### Exercise details
Restate the entries word for word, omitting nothing.

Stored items
------------------------------------
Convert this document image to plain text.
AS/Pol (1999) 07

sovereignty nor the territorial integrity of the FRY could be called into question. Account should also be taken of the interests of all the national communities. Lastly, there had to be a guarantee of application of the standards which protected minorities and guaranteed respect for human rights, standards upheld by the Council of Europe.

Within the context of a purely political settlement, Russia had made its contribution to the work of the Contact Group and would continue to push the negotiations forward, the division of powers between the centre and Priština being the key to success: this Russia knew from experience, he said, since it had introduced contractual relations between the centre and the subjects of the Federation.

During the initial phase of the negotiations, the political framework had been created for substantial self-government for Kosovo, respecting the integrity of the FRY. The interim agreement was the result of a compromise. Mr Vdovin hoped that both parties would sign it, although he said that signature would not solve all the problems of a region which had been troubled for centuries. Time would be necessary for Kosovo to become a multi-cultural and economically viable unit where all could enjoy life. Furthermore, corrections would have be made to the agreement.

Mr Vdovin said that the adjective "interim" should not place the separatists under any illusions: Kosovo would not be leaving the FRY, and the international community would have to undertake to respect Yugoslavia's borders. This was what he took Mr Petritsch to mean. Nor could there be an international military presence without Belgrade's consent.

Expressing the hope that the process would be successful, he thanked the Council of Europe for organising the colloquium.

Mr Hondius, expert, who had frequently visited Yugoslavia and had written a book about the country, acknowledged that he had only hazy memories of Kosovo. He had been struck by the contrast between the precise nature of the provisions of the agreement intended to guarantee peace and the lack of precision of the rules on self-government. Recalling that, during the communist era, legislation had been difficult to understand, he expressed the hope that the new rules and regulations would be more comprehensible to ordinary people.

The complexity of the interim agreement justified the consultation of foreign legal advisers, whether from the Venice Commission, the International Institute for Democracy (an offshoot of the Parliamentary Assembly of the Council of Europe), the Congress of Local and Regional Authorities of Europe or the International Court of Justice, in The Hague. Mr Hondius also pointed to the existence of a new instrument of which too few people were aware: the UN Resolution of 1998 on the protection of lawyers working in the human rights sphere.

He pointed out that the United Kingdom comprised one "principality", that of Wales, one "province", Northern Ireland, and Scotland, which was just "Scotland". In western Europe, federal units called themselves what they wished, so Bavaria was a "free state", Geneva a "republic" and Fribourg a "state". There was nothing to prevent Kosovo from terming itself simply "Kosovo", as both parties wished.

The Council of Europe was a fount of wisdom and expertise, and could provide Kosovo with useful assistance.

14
------------------------------------
### Full response
Convert this document image to plain text.
AS/Pol (1999) 07

sovereignty nor the territorial integrity of the FRY could be called into question. Account should also be taken of the interests of all the national communities. Lastly, there had to be a guarantee of application of the standards which protected minorities and guaranteed respect for human rights, standards upheld by the Council of Europe.

Within the context of a purely political settlement, Russia had made its contribution to the work of the Contact Group and would continue to push the negotiations forward, the division of powers between the centre and Priština being the key to success: this Russia knew from experience, he said, since it had introduced contractual relations between the centre and the subjects of the Federation.

During the initial phase of the negotiations, the political framework had been created for substantial self-government for Kosovo, respecting the integrity of the FRY. The interim agreement was the result of a compromise. Mr Vdovin hoped that both parties would sign it, although he said that signature would not solve all the problems of a region which had been troubled for centuries. Time would be necessary for Kosovo to become a multi-cultural and economically viable unit where all could enjoy life. Furthermore, corrections would have be made to the agreement.

Mr Vdovin said that the adjective "interim" should not place the separatists under any illusions: Kosovo would not be leaving the FRY, and the international community would have to undertake to respect Yugoslavia's borders. This was what he took Mr Petritsch to mean. Nor could there be an international military presence without Belgrade's consent.

Expressing the hope that the process would be successful, he thanked the Council of Europe for organising the colloquium.

Mr Hondius, expert, who had frequently visited Yugoslavia and had written a book about the country, acknowledged that he had only hazy memories of Kosovo. He had been struck by the contrast between the precise nature of the provisions of the agreement intended to guarantee peace and the lack of precision of the rules on self-government. Recalling that, during the communist era, legislation had been difficult to understand, he expressed the hope that the new rules and regulations would be more comprehensible to ordinary people.

The complexity of the interim agreement justified the consultation of foreign legal advisers, whether from the Venice Commission, the International Institute for Democracy (an offshoot of the Parliamentary Assembly of the Council of Europe), the Congress of Local and Regional Authorities of Europe or the International Court of Justice, in The Hague. Mr Hondius also pointed to the existence of a new instrument of which too few people were aware: the UN Resolution of 1998 on the protection of lawyers working in the human rights sphere.

He pointed out that the United Kingdom comprised one "principality", that of Wales, one "province", Northern Ireland, and Scotland, which was just "Scotland". In western Europe, federal units called themselves what they wished, so Bavaria was a "free state", Geneva a "republic" and Fribourg a "state". There was nothing to prevent Kosovo from terming itself simply "Kosovo", as both parties wished.

The Council of Europe was a fount of wisdom and expertise, and could provide Kosovo with useful assistance.

14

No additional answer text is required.